* SUPPLIED MATERIAL *
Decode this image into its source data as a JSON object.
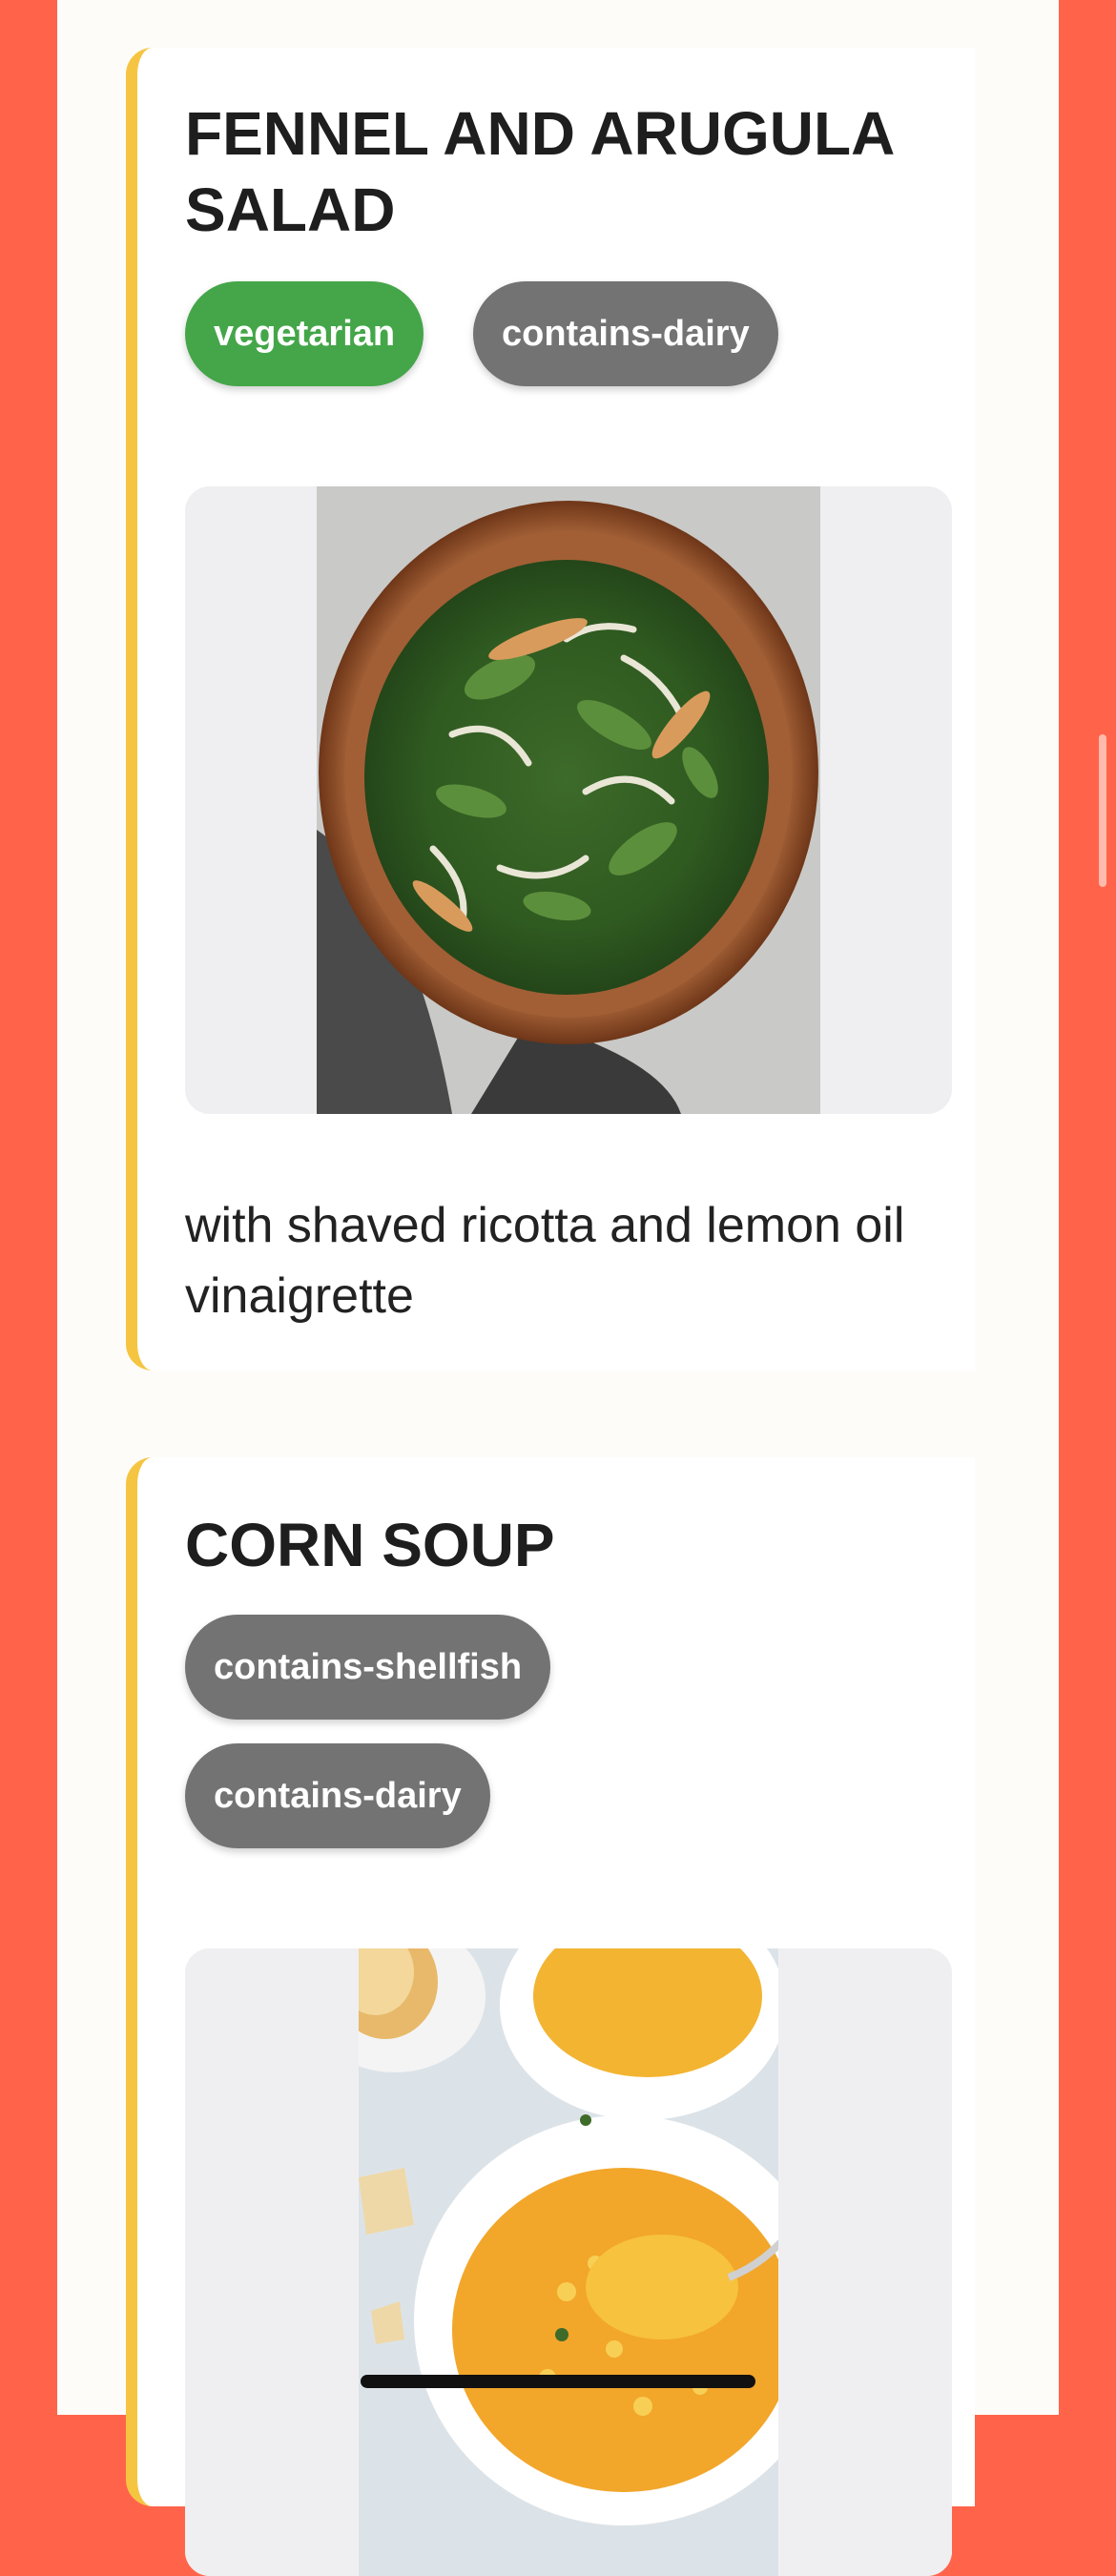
{
  "recipes": [
    {
      "title": "FENNEL AND ARUGULA SALAD",
      "tags": [
        {
          "label": "vegetarian",
          "color": "#44A649"
        },
        {
          "label": "contains-dairy",
          "color": "#737373"
        }
      ],
      "image": "salad-bowl-image",
      "description": "with shaved ricotta and lemon oil vinaigrette"
    },
    {
      "title": "CORN SOUP",
      "tags": [
        {
          "label": "contains-shellfish",
          "color": "#737373"
        },
        {
          "label": "contains-dairy",
          "color": "#737373"
        }
      ],
      "image": "corn-soup-image"
    }
  ],
  "colors": {
    "background": "#FF644B",
    "page": "#FDFCF9",
    "card_accent": "#F5C542"
  }
}
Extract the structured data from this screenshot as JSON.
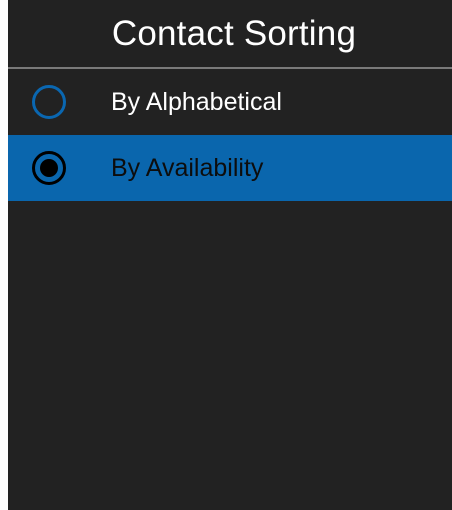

* EXERCISE *
Omit the images and transcribe all of the records above word for word.

* TASK RESPONSE *
Decode this image into its source data as a JSON object.
{
  "recipes": [
    {
      "title": "FENNEL AND ARUGULA SALAD",
      "tags": [
        {
          "label": "vegetarian",
          "color": "#44A649"
        },
        {
          "label": "contains-dairy",
          "color": "#737373"
        }
      ],
      "image": "salad-bowl-image",
      "description": "with shaved ricotta and lemon oil vinaigrette"
    },
    {
      "title": "CORN SOUP",
      "tags": [
        {
          "label": "contains-shellfish",
          "color": "#737373"
        },
        {
          "label": "contains-dairy",
          "color": "#737373"
        }
      ],
      "image": "corn-soup-image"
    }
  ],
  "colors": {
    "background": "#FF644B",
    "page": "#FDFCF9",
    "card_accent": "#F5C542"
  }
}
Extract the structured data from this screenshot as JSON.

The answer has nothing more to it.